[Figure dataset records]
───
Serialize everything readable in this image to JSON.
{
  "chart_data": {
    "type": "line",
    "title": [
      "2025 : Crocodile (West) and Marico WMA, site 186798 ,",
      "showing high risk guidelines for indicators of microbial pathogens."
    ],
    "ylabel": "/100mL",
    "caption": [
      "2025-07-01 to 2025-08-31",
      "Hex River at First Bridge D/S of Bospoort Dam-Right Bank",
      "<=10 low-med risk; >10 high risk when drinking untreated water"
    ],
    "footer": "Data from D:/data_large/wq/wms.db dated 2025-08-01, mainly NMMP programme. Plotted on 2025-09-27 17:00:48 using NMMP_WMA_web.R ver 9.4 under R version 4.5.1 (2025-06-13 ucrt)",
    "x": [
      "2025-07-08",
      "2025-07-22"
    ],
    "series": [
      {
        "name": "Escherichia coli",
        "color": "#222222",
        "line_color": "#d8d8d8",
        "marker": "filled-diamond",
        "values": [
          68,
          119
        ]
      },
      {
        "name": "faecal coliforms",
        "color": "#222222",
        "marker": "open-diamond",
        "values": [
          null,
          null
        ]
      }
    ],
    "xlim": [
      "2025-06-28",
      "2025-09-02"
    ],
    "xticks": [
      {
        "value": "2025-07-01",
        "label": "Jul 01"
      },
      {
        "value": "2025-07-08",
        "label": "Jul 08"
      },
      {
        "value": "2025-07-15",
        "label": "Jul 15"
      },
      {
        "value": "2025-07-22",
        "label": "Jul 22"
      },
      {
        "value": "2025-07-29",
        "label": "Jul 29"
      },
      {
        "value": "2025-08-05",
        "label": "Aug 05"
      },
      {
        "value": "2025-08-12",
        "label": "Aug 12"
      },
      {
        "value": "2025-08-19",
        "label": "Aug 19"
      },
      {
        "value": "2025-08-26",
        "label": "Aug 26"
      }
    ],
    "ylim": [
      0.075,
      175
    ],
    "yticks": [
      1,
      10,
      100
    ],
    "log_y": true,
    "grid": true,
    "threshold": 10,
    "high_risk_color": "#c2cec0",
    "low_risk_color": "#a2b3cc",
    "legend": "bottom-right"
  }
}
───
Could you repeat every record above exactly as it is written?

Serialize everything readable in this image to JSON.
{
  "chart_data": {
    "type": "line",
    "title": [
      "2025 : Crocodile (West) and Marico WMA, site 186798 ,",
      "showing high risk guidelines for indicators of microbial pathogens."
    ],
    "ylabel": "/100mL",
    "caption": [
      "2025-07-01 to 2025-08-31",
      "Hex River at First Bridge D/S of Bospoort Dam-Right Bank",
      "<=10 low-med risk; >10 high risk when drinking untreated water"
    ],
    "footer": "Data from D:/data_large/wq/wms.db dated 2025-08-01, mainly NMMP programme. Plotted on 2025-09-27 17:00:48 using NMMP_WMA_web.R ver 9.4 under R version 4.5.1 (2025-06-13 ucrt)",
    "x": [
      "2025-07-08",
      "2025-07-22"
    ],
    "series": [
      {
        "name": "Escherichia coli",
        "color": "#222222",
        "line_color": "#d8d8d8",
        "marker": "filled-diamond",
        "values": [
          68,
          119
        ]
      },
      {
        "name": "faecal coliforms",
        "color": "#222222",
        "marker": "open-diamond",
        "values": [
          null,
          null
        ]
      }
    ],
    "xlim": [
      "2025-06-28",
      "2025-09-02"
    ],
    "xticks": [
      {
        "value": "2025-07-01",
        "label": "Jul 01"
      },
      {
        "value": "2025-07-08",
        "label": "Jul 08"
      },
      {
        "value": "2025-07-15",
        "label": "Jul 15"
      },
      {
        "value": "2025-07-22",
        "label": "Jul 22"
      },
      {
        "value": "2025-07-29",
        "label": "Jul 29"
      },
      {
        "value": "2025-08-05",
        "label": "Aug 05"
      },
      {
        "value": "2025-08-12",
        "label": "Aug 12"
      },
      {
        "value": "2025-08-19",
        "label": "Aug 19"
      },
      {
        "value": "2025-08-26",
        "label": "Aug 26"
      }
    ],
    "ylim": [
      0.075,
      175
    ],
    "yticks": [
      1,
      10,
      100
    ],
    "log_y": true,
    "grid": true,
    "threshold": 10,
    "high_risk_color": "#c2cec0",
    "low_risk_color": "#a2b3cc",
    "legend": "bottom-right"
  }
}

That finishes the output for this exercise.